__Prompt__:
Find every line with the word "JSON". Copy those lines.

Data tied to figure images:
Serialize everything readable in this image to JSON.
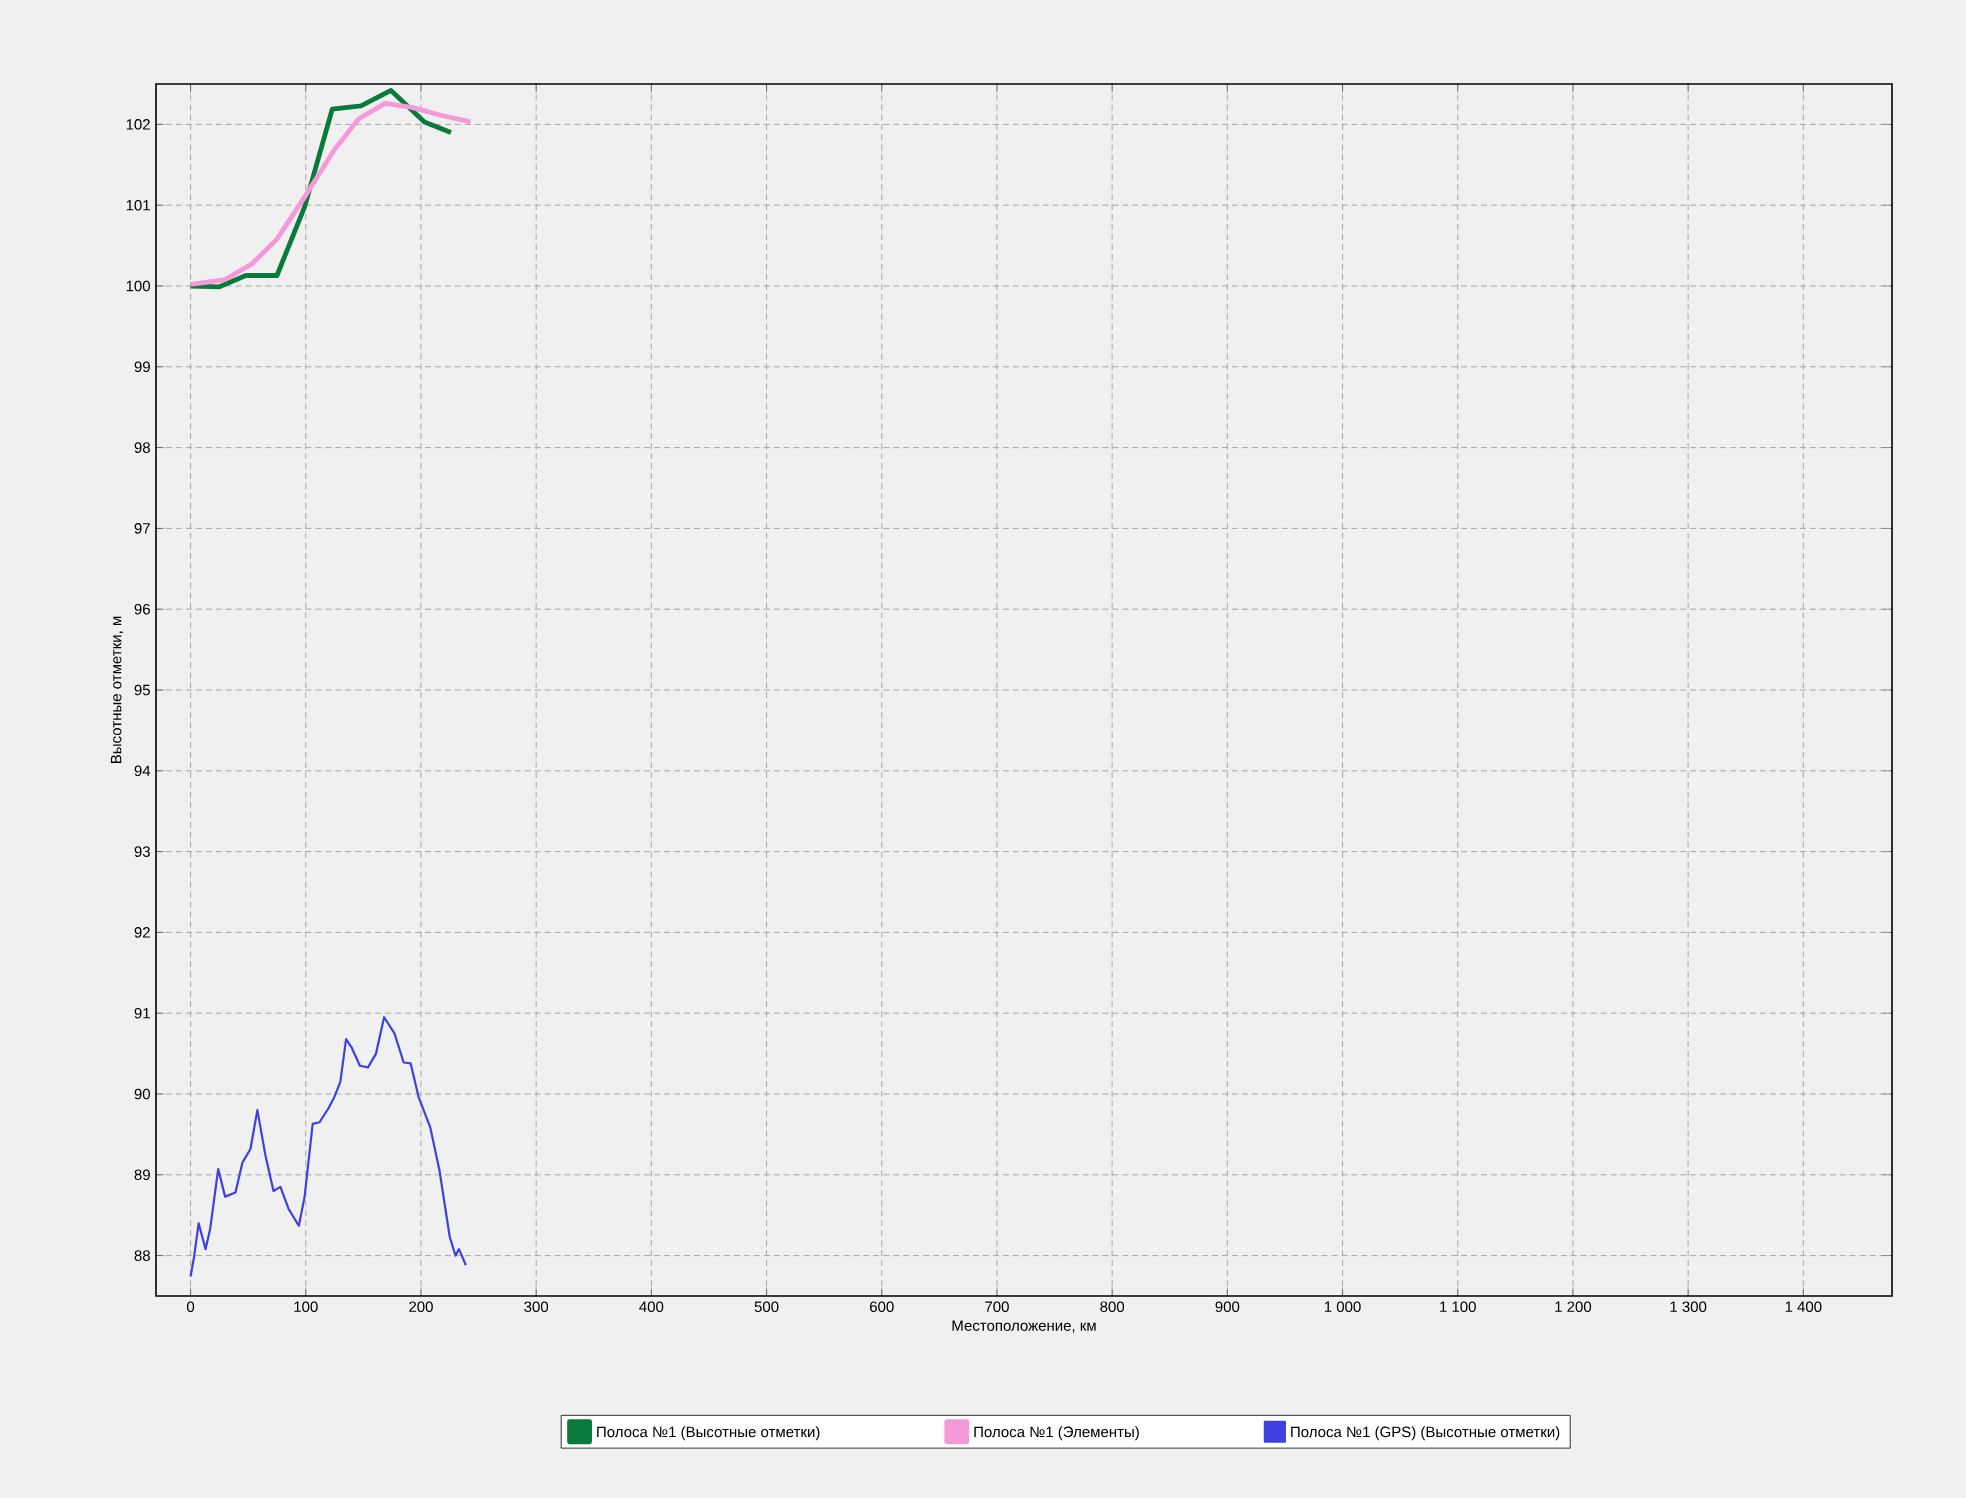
{
  "chart_data": {
    "type": "line",
    "xlabel": "Местоположение, км",
    "ylabel": "Высотные отметки, м",
    "xlim": [
      -30,
      1477
    ],
    "ylim": [
      87.5,
      102.5
    ],
    "xticks": [
      0,
      100,
      200,
      300,
      400,
      500,
      600,
      700,
      800,
      900,
      {
        "value": 1000,
        "label": "1 000"
      },
      {
        "value": 1100,
        "label": "1 100"
      },
      {
        "value": 1200,
        "label": "1 200"
      },
      {
        "value": 1300,
        "label": "1 300"
      },
      {
        "value": 1400,
        "label": "1 400"
      }
    ],
    "yticks": [
      88,
      89,
      90,
      91,
      92,
      93,
      94,
      95,
      96,
      97,
      98,
      99,
      100,
      101,
      102
    ],
    "grid": true,
    "legend": "bottom",
    "marker": "none",
    "line_style": "solid",
    "series": [
      {
        "name": "Полоса №1 (Высотные отметки)",
        "color": "#0a7a3c",
        "x": [
          0,
          25,
          48,
          75,
          99,
          123,
          148,
          174,
          203,
          226
        ],
        "values": [
          100.0,
          99.99,
          100.13,
          100.13,
          100.98,
          102.19,
          102.23,
          102.42,
          102.03,
          101.9
        ]
      },
      {
        "name": "Полоса №1 (Элементы)",
        "color": "#f49ad8",
        "x": [
          0,
          30,
          53,
          75,
          99,
          125,
          146,
          169,
          192,
          218,
          243
        ],
        "values": [
          100.02,
          100.08,
          100.27,
          100.58,
          101.1,
          101.69,
          102.07,
          102.26,
          102.21,
          102.11,
          102.03
        ]
      },
      {
        "name": "Полоса №1 (GPS) (Высотные отметки)",
        "color": "#4040e0",
        "x": [
          0,
          3,
          7,
          13,
          17,
          24,
          30,
          39,
          45,
          52,
          58,
          65,
          72,
          78,
          85,
          94,
          99,
          106,
          112,
          120,
          125,
          130,
          135,
          140,
          147,
          154,
          161,
          168,
          177,
          185,
          191,
          198,
          208,
          216,
          225,
          230,
          233,
          239
        ],
        "values": [
          87.74,
          87.98,
          88.4,
          88.08,
          88.33,
          89.07,
          88.73,
          88.78,
          89.15,
          89.32,
          89.8,
          89.24,
          88.8,
          88.85,
          88.58,
          88.37,
          88.73,
          89.63,
          89.65,
          89.83,
          89.97,
          90.15,
          90.68,
          90.57,
          90.35,
          90.33,
          90.5,
          90.95,
          90.75,
          90.39,
          90.38,
          89.96,
          89.59,
          89.06,
          88.23,
          88.0,
          88.08,
          87.88
        ]
      }
    ]
  }
}
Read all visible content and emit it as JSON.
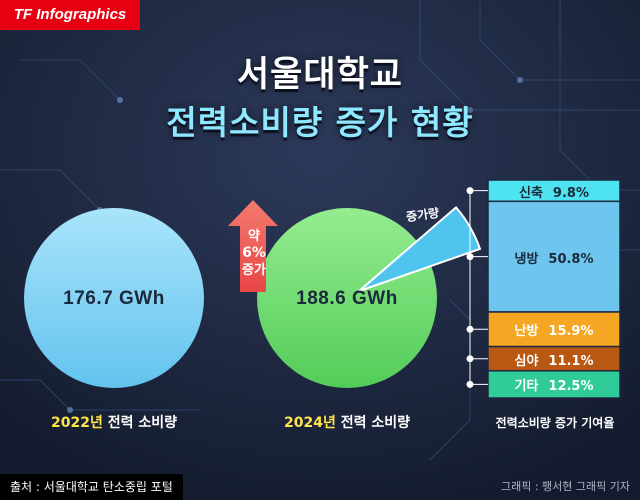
{
  "brand": "TF Infographics",
  "title": {
    "line1": "서울대학교",
    "line2": "전력소비량 증가 현황"
  },
  "chart_data": {
    "type": "pie",
    "unit": "GWh",
    "pies": [
      {
        "year": "2022년",
        "caption_rest": " 전력 소비량",
        "value": 176.7,
        "value_label": "176.7 GWh"
      },
      {
        "year": "2024년",
        "caption_rest": " 전력 소비량",
        "value": 188.6,
        "value_label": "188.6 GWh"
      }
    ],
    "increase": {
      "label_top": "약",
      "label_mid": "6%",
      "label_bottom": "증가",
      "slice_label": "증가량",
      "percent": 6
    },
    "contribution": {
      "caption": "전력소비량 증가 기여율",
      "segments": [
        {
          "name": "신축",
          "value": 9.8,
          "label": "9.8%",
          "color": "#4fe3f2"
        },
        {
          "name": "냉방",
          "value": 50.8,
          "label": "50.8%",
          "color": "#6ec6ee"
        },
        {
          "name": "난방",
          "value": 15.9,
          "label": "15.9%",
          "color": "#f5a623"
        },
        {
          "name": "심야",
          "value": 11.1,
          "label": "11.1%",
          "color": "#b85812"
        },
        {
          "name": "기타",
          "value": 12.5,
          "label": "12.5%",
          "color": "#2fcc99"
        }
      ]
    }
  },
  "colors": {
    "pie_2022": "#8cd8f5",
    "pie_2024": "#7be07b",
    "arrow": "#f05a5a",
    "slice": "#4fc4ef",
    "brand": "#e60012"
  },
  "footer": {
    "source": "출처 : 서울대학교 탄소중립 포털",
    "credit": "그래픽 : 팽서현 그래픽 기자"
  }
}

__Final result__:
Serialize everything readable in this image to JSON.
Read all visible content and emit it as JSON.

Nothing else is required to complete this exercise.